— Begin DATA FOR THE TASK —
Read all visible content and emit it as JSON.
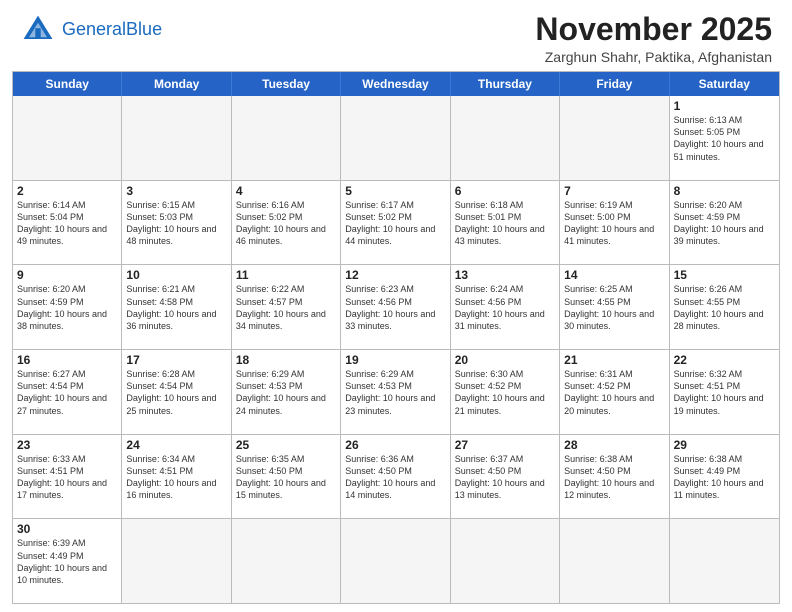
{
  "header": {
    "logo_general": "General",
    "logo_blue": "Blue",
    "month": "November 2025",
    "location": "Zarghun Shahr, Paktika, Afghanistan"
  },
  "weekdays": [
    "Sunday",
    "Monday",
    "Tuesday",
    "Wednesday",
    "Thursday",
    "Friday",
    "Saturday"
  ],
  "rows": [
    [
      {
        "day": "",
        "info": "",
        "empty": true
      },
      {
        "day": "",
        "info": "",
        "empty": true
      },
      {
        "day": "",
        "info": "",
        "empty": true
      },
      {
        "day": "",
        "info": "",
        "empty": true
      },
      {
        "day": "",
        "info": "",
        "empty": true
      },
      {
        "day": "",
        "info": "",
        "empty": true
      },
      {
        "day": "1",
        "info": "Sunrise: 6:13 AM\nSunset: 5:05 PM\nDaylight: 10 hours\nand 51 minutes.",
        "empty": false
      }
    ],
    [
      {
        "day": "2",
        "info": "Sunrise: 6:14 AM\nSunset: 5:04 PM\nDaylight: 10 hours\nand 49 minutes.",
        "empty": false
      },
      {
        "day": "3",
        "info": "Sunrise: 6:15 AM\nSunset: 5:03 PM\nDaylight: 10 hours\nand 48 minutes.",
        "empty": false
      },
      {
        "day": "4",
        "info": "Sunrise: 6:16 AM\nSunset: 5:02 PM\nDaylight: 10 hours\nand 46 minutes.",
        "empty": false
      },
      {
        "day": "5",
        "info": "Sunrise: 6:17 AM\nSunset: 5:02 PM\nDaylight: 10 hours\nand 44 minutes.",
        "empty": false
      },
      {
        "day": "6",
        "info": "Sunrise: 6:18 AM\nSunset: 5:01 PM\nDaylight: 10 hours\nand 43 minutes.",
        "empty": false
      },
      {
        "day": "7",
        "info": "Sunrise: 6:19 AM\nSunset: 5:00 PM\nDaylight: 10 hours\nand 41 minutes.",
        "empty": false
      },
      {
        "day": "8",
        "info": "Sunrise: 6:20 AM\nSunset: 4:59 PM\nDaylight: 10 hours\nand 39 minutes.",
        "empty": false
      }
    ],
    [
      {
        "day": "9",
        "info": "Sunrise: 6:20 AM\nSunset: 4:59 PM\nDaylight: 10 hours\nand 38 minutes.",
        "empty": false
      },
      {
        "day": "10",
        "info": "Sunrise: 6:21 AM\nSunset: 4:58 PM\nDaylight: 10 hours\nand 36 minutes.",
        "empty": false
      },
      {
        "day": "11",
        "info": "Sunrise: 6:22 AM\nSunset: 4:57 PM\nDaylight: 10 hours\nand 34 minutes.",
        "empty": false
      },
      {
        "day": "12",
        "info": "Sunrise: 6:23 AM\nSunset: 4:56 PM\nDaylight: 10 hours\nand 33 minutes.",
        "empty": false
      },
      {
        "day": "13",
        "info": "Sunrise: 6:24 AM\nSunset: 4:56 PM\nDaylight: 10 hours\nand 31 minutes.",
        "empty": false
      },
      {
        "day": "14",
        "info": "Sunrise: 6:25 AM\nSunset: 4:55 PM\nDaylight: 10 hours\nand 30 minutes.",
        "empty": false
      },
      {
        "day": "15",
        "info": "Sunrise: 6:26 AM\nSunset: 4:55 PM\nDaylight: 10 hours\nand 28 minutes.",
        "empty": false
      }
    ],
    [
      {
        "day": "16",
        "info": "Sunrise: 6:27 AM\nSunset: 4:54 PM\nDaylight: 10 hours\nand 27 minutes.",
        "empty": false
      },
      {
        "day": "17",
        "info": "Sunrise: 6:28 AM\nSunset: 4:54 PM\nDaylight: 10 hours\nand 25 minutes.",
        "empty": false
      },
      {
        "day": "18",
        "info": "Sunrise: 6:29 AM\nSunset: 4:53 PM\nDaylight: 10 hours\nand 24 minutes.",
        "empty": false
      },
      {
        "day": "19",
        "info": "Sunrise: 6:29 AM\nSunset: 4:53 PM\nDaylight: 10 hours\nand 23 minutes.",
        "empty": false
      },
      {
        "day": "20",
        "info": "Sunrise: 6:30 AM\nSunset: 4:52 PM\nDaylight: 10 hours\nand 21 minutes.",
        "empty": false
      },
      {
        "day": "21",
        "info": "Sunrise: 6:31 AM\nSunset: 4:52 PM\nDaylight: 10 hours\nand 20 minutes.",
        "empty": false
      },
      {
        "day": "22",
        "info": "Sunrise: 6:32 AM\nSunset: 4:51 PM\nDaylight: 10 hours\nand 19 minutes.",
        "empty": false
      }
    ],
    [
      {
        "day": "23",
        "info": "Sunrise: 6:33 AM\nSunset: 4:51 PM\nDaylight: 10 hours\nand 17 minutes.",
        "empty": false
      },
      {
        "day": "24",
        "info": "Sunrise: 6:34 AM\nSunset: 4:51 PM\nDaylight: 10 hours\nand 16 minutes.",
        "empty": false
      },
      {
        "day": "25",
        "info": "Sunrise: 6:35 AM\nSunset: 4:50 PM\nDaylight: 10 hours\nand 15 minutes.",
        "empty": false
      },
      {
        "day": "26",
        "info": "Sunrise: 6:36 AM\nSunset: 4:50 PM\nDaylight: 10 hours\nand 14 minutes.",
        "empty": false
      },
      {
        "day": "27",
        "info": "Sunrise: 6:37 AM\nSunset: 4:50 PM\nDaylight: 10 hours\nand 13 minutes.",
        "empty": false
      },
      {
        "day": "28",
        "info": "Sunrise: 6:38 AM\nSunset: 4:50 PM\nDaylight: 10 hours\nand 12 minutes.",
        "empty": false
      },
      {
        "day": "29",
        "info": "Sunrise: 6:38 AM\nSunset: 4:49 PM\nDaylight: 10 hours\nand 11 minutes.",
        "empty": false
      }
    ],
    [
      {
        "day": "30",
        "info": "Sunrise: 6:39 AM\nSunset: 4:49 PM\nDaylight: 10 hours\nand 10 minutes.",
        "empty": false
      },
      {
        "day": "",
        "info": "",
        "empty": true
      },
      {
        "day": "",
        "info": "",
        "empty": true
      },
      {
        "day": "",
        "info": "",
        "empty": true
      },
      {
        "day": "",
        "info": "",
        "empty": true
      },
      {
        "day": "",
        "info": "",
        "empty": true
      },
      {
        "day": "",
        "info": "",
        "empty": true
      }
    ]
  ]
}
— End DATA FOR THE TASK —
● **THE TASK**:
Reproduce each entry precisely, dropping only the pictures.

● **THE RESULT**:
Read all visible content and emit it as JSON.
{
  "header": {
    "logo_general": "General",
    "logo_blue": "Blue",
    "month": "November 2025",
    "location": "Zarghun Shahr, Paktika, Afghanistan"
  },
  "weekdays": [
    "Sunday",
    "Monday",
    "Tuesday",
    "Wednesday",
    "Thursday",
    "Friday",
    "Saturday"
  ],
  "rows": [
    [
      {
        "day": "",
        "info": "",
        "empty": true
      },
      {
        "day": "",
        "info": "",
        "empty": true
      },
      {
        "day": "",
        "info": "",
        "empty": true
      },
      {
        "day": "",
        "info": "",
        "empty": true
      },
      {
        "day": "",
        "info": "",
        "empty": true
      },
      {
        "day": "",
        "info": "",
        "empty": true
      },
      {
        "day": "1",
        "info": "Sunrise: 6:13 AM\nSunset: 5:05 PM\nDaylight: 10 hours\nand 51 minutes.",
        "empty": false
      }
    ],
    [
      {
        "day": "2",
        "info": "Sunrise: 6:14 AM\nSunset: 5:04 PM\nDaylight: 10 hours\nand 49 minutes.",
        "empty": false
      },
      {
        "day": "3",
        "info": "Sunrise: 6:15 AM\nSunset: 5:03 PM\nDaylight: 10 hours\nand 48 minutes.",
        "empty": false
      },
      {
        "day": "4",
        "info": "Sunrise: 6:16 AM\nSunset: 5:02 PM\nDaylight: 10 hours\nand 46 minutes.",
        "empty": false
      },
      {
        "day": "5",
        "info": "Sunrise: 6:17 AM\nSunset: 5:02 PM\nDaylight: 10 hours\nand 44 minutes.",
        "empty": false
      },
      {
        "day": "6",
        "info": "Sunrise: 6:18 AM\nSunset: 5:01 PM\nDaylight: 10 hours\nand 43 minutes.",
        "empty": false
      },
      {
        "day": "7",
        "info": "Sunrise: 6:19 AM\nSunset: 5:00 PM\nDaylight: 10 hours\nand 41 minutes.",
        "empty": false
      },
      {
        "day": "8",
        "info": "Sunrise: 6:20 AM\nSunset: 4:59 PM\nDaylight: 10 hours\nand 39 minutes.",
        "empty": false
      }
    ],
    [
      {
        "day": "9",
        "info": "Sunrise: 6:20 AM\nSunset: 4:59 PM\nDaylight: 10 hours\nand 38 minutes.",
        "empty": false
      },
      {
        "day": "10",
        "info": "Sunrise: 6:21 AM\nSunset: 4:58 PM\nDaylight: 10 hours\nand 36 minutes.",
        "empty": false
      },
      {
        "day": "11",
        "info": "Sunrise: 6:22 AM\nSunset: 4:57 PM\nDaylight: 10 hours\nand 34 minutes.",
        "empty": false
      },
      {
        "day": "12",
        "info": "Sunrise: 6:23 AM\nSunset: 4:56 PM\nDaylight: 10 hours\nand 33 minutes.",
        "empty": false
      },
      {
        "day": "13",
        "info": "Sunrise: 6:24 AM\nSunset: 4:56 PM\nDaylight: 10 hours\nand 31 minutes.",
        "empty": false
      },
      {
        "day": "14",
        "info": "Sunrise: 6:25 AM\nSunset: 4:55 PM\nDaylight: 10 hours\nand 30 minutes.",
        "empty": false
      },
      {
        "day": "15",
        "info": "Sunrise: 6:26 AM\nSunset: 4:55 PM\nDaylight: 10 hours\nand 28 minutes.",
        "empty": false
      }
    ],
    [
      {
        "day": "16",
        "info": "Sunrise: 6:27 AM\nSunset: 4:54 PM\nDaylight: 10 hours\nand 27 minutes.",
        "empty": false
      },
      {
        "day": "17",
        "info": "Sunrise: 6:28 AM\nSunset: 4:54 PM\nDaylight: 10 hours\nand 25 minutes.",
        "empty": false
      },
      {
        "day": "18",
        "info": "Sunrise: 6:29 AM\nSunset: 4:53 PM\nDaylight: 10 hours\nand 24 minutes.",
        "empty": false
      },
      {
        "day": "19",
        "info": "Sunrise: 6:29 AM\nSunset: 4:53 PM\nDaylight: 10 hours\nand 23 minutes.",
        "empty": false
      },
      {
        "day": "20",
        "info": "Sunrise: 6:30 AM\nSunset: 4:52 PM\nDaylight: 10 hours\nand 21 minutes.",
        "empty": false
      },
      {
        "day": "21",
        "info": "Sunrise: 6:31 AM\nSunset: 4:52 PM\nDaylight: 10 hours\nand 20 minutes.",
        "empty": false
      },
      {
        "day": "22",
        "info": "Sunrise: 6:32 AM\nSunset: 4:51 PM\nDaylight: 10 hours\nand 19 minutes.",
        "empty": false
      }
    ],
    [
      {
        "day": "23",
        "info": "Sunrise: 6:33 AM\nSunset: 4:51 PM\nDaylight: 10 hours\nand 17 minutes.",
        "empty": false
      },
      {
        "day": "24",
        "info": "Sunrise: 6:34 AM\nSunset: 4:51 PM\nDaylight: 10 hours\nand 16 minutes.",
        "empty": false
      },
      {
        "day": "25",
        "info": "Sunrise: 6:35 AM\nSunset: 4:50 PM\nDaylight: 10 hours\nand 15 minutes.",
        "empty": false
      },
      {
        "day": "26",
        "info": "Sunrise: 6:36 AM\nSunset: 4:50 PM\nDaylight: 10 hours\nand 14 minutes.",
        "empty": false
      },
      {
        "day": "27",
        "info": "Sunrise: 6:37 AM\nSunset: 4:50 PM\nDaylight: 10 hours\nand 13 minutes.",
        "empty": false
      },
      {
        "day": "28",
        "info": "Sunrise: 6:38 AM\nSunset: 4:50 PM\nDaylight: 10 hours\nand 12 minutes.",
        "empty": false
      },
      {
        "day": "29",
        "info": "Sunrise: 6:38 AM\nSunset: 4:49 PM\nDaylight: 10 hours\nand 11 minutes.",
        "empty": false
      }
    ],
    [
      {
        "day": "30",
        "info": "Sunrise: 6:39 AM\nSunset: 4:49 PM\nDaylight: 10 hours\nand 10 minutes.",
        "empty": false
      },
      {
        "day": "",
        "info": "",
        "empty": true
      },
      {
        "day": "",
        "info": "",
        "empty": true
      },
      {
        "day": "",
        "info": "",
        "empty": true
      },
      {
        "day": "",
        "info": "",
        "empty": true
      },
      {
        "day": "",
        "info": "",
        "empty": true
      },
      {
        "day": "",
        "info": "",
        "empty": true
      }
    ]
  ]
}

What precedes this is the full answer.